> _SECCIÓN DEL TEXTO_:
►

El común naturalismo de sus fases más cotidianas, parece expuesto nuevamente por Svankmajer para lanzar dardos contra la sociedad y señalar lo absurda que puede llegar a ser la conducta humana en determinadas circunstancias. La ambigua lectura que subyace inicialmente puede entenderse como una manifestación de la paranoia colectiva por culpa de la pérdida de rumbo cuando el ser humano centra toda su existencia en un solo aspecto de la vida para combatir la alienación. No obstante, conforme va avanzando, la narración se destapa reafirmando la imperiosa necesidad del deseo y del placer solitario en un mundo que propicia el aislamiento, la deshumanización y la apatía (curiosamente dos de los seis personajes son marido y mujer, pero se montan sus paranoias sexuales en la intimidad, prescindiendo absolutamente de los cariños de su cónyuge). Es de agradecer que el autor europeo no dote al relato con intenciones moralizantes sobre el abuso de las perversiones. Al contrario, parece apoyarlas con vehemencia, atenuando un tema tan impopular y atrevido en el medio cinematográfico con su delirante personalidad, con un subtexto muy libertino que recalca que no hay que avergonzarse del placer onanista, ni de las fantasías y los fetiches por muy ridículos que éstos resulten, aunque estas acciones casi siempre suelan venir acompañadas de la inevitable incomodidad y culpa de quien las práctica. Las perversiones también son utilizadas para expresar el perfil esperpéntico de sus personajes con el enfoque exagerado y caricaturesco de todas sus obras, trasladándonos a un mundo en el que cuesta discernir la estrecha línea que separa a la cordura de la locura. Los excesos placenteros, curiosamente, sirven para humanizarlos con ternura y presentarlos de un modo más cercano de lo frecuente en su ideario porque hasta el más santurrón de los mortales tiene sus placeres secretos en el sexo más íntimo, el de las fantasías.

◄

> _Datos de segmentación de página_:
►

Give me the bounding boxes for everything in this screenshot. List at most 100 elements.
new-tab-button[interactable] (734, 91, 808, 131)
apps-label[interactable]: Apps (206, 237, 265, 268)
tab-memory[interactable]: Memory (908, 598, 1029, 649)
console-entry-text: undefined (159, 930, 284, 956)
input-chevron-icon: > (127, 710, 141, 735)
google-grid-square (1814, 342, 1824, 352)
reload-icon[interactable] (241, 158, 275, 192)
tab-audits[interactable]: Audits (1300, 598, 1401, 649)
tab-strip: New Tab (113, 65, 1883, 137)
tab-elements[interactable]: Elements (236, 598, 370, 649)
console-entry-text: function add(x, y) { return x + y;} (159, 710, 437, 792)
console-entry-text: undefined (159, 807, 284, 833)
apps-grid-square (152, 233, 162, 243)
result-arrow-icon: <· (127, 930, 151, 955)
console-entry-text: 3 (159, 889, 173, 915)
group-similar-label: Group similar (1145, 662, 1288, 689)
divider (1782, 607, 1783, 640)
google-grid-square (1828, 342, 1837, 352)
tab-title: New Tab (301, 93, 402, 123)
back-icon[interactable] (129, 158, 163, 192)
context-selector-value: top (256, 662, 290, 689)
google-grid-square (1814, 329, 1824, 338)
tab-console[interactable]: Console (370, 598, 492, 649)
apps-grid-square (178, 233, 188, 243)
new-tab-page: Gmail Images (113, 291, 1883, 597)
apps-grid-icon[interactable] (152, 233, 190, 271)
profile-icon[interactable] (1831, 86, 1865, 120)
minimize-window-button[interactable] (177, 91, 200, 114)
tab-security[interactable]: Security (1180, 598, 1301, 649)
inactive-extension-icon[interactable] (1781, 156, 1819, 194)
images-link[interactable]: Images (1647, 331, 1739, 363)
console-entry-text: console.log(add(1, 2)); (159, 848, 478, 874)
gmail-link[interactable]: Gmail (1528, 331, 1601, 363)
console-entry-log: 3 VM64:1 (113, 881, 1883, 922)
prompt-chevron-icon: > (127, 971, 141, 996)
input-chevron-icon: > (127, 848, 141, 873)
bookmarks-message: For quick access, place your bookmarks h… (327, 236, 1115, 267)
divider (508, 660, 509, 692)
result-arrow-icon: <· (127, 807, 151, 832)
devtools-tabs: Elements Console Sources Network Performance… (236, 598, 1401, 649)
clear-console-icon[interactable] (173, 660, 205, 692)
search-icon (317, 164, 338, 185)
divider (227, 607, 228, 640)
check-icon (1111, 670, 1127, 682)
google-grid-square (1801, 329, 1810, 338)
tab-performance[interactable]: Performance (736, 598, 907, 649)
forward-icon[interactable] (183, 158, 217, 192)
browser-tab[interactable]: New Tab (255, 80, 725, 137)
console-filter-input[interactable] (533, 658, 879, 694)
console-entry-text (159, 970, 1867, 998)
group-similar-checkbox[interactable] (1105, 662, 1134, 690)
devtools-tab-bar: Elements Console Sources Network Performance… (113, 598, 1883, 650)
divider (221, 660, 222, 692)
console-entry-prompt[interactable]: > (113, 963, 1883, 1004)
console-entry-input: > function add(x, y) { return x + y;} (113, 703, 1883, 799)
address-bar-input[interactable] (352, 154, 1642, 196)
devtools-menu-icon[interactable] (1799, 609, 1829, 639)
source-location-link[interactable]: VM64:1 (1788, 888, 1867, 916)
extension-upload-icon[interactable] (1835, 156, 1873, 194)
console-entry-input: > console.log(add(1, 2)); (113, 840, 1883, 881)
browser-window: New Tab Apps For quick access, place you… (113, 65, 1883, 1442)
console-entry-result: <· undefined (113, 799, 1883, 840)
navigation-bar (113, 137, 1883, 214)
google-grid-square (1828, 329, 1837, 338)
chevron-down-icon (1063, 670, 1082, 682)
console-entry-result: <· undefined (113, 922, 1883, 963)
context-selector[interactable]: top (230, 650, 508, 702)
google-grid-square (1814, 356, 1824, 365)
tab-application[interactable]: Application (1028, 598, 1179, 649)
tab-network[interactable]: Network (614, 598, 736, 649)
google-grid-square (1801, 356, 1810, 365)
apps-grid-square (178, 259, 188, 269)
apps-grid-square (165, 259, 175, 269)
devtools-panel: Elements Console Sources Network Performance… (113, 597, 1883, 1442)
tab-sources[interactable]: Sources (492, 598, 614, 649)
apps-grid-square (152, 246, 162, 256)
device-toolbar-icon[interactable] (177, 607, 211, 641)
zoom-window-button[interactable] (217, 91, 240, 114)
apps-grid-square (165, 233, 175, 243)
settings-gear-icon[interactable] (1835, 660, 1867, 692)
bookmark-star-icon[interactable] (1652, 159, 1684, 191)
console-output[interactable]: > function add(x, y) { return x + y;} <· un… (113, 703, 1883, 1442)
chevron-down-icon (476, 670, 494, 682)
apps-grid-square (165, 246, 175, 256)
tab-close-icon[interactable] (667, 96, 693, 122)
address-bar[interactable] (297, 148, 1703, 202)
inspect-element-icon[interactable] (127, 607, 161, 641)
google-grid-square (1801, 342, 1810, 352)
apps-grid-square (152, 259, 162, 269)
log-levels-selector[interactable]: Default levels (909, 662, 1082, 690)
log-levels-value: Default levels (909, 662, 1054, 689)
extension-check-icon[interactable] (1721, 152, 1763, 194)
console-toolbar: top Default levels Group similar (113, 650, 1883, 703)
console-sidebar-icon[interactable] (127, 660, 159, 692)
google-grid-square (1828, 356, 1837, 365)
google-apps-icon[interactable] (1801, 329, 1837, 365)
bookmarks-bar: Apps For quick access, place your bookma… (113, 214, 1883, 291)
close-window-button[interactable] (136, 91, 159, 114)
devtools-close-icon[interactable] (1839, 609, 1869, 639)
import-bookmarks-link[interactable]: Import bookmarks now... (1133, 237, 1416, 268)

◄

> _PREGUNTAS DE ESTUDIO_:
A. Traduce al inglés esta oración del texto sobre Svankmajer: «Es de agradecer que el autor europeo no dote al relato con intenciones moralizantes sobre el abuso de las perversiones.»
B. Continúa el texto sobre Svankmajer a partir de su última oración.
Las filas no tienen ningún papel en esto.

> _RESPUESTAS EN ORDEN_:
A. It is welcome that the European author does not give the story moralizing intentions about the abuse of perversions.

B.
Uno de los puntos fuertes, junto a su portentosa narrativa, su imaginación y su excéntrico sentido del humor, se encuentra en la manera de exponer la sexualidad y la perversidad con total ausencia de explicitud a la hora de exhibir los órganos genitales. El director de Alice exhibe grandes dosis de lujuria sin necesidad de recrearse siquiera en los desnudos (salvo en los muñecos y en la revista calenturienta) si obviamos el trasero de un par de personajes masculinos en plena apoteosis placentera. Las depravaciones que atentan contra la moral establecida no fueron flor de un día en su imaginería. Posteriormente las trató con la misma valentía y provocación con el anciano que bebe los vientos (a modo de señor de los caramelos) por el cuerpo de la niña en Otesánek (El pequeño Otik). Tampoco tiene desperdicio el desmelene de las veladas nocturnas que se monta el Marqués en Lunacy (Sílení). Por no hablar de la secuencia de Sobrevivir a la vida en la cual un hombre con cabeza de perro se desfoga sexualmente con una elegante caniche que no le hace ascos al asunto. Aquí, además del éxtasis presente en el apoteósico climax, se hace valer de alguna simpática parábola subida de tono, como la del gallo humano que, antes de usar la revista porno para confeccionar su disfraz, desparrama un medicamento efervescente sobre la vagina en la fotografía de una modelo erótica.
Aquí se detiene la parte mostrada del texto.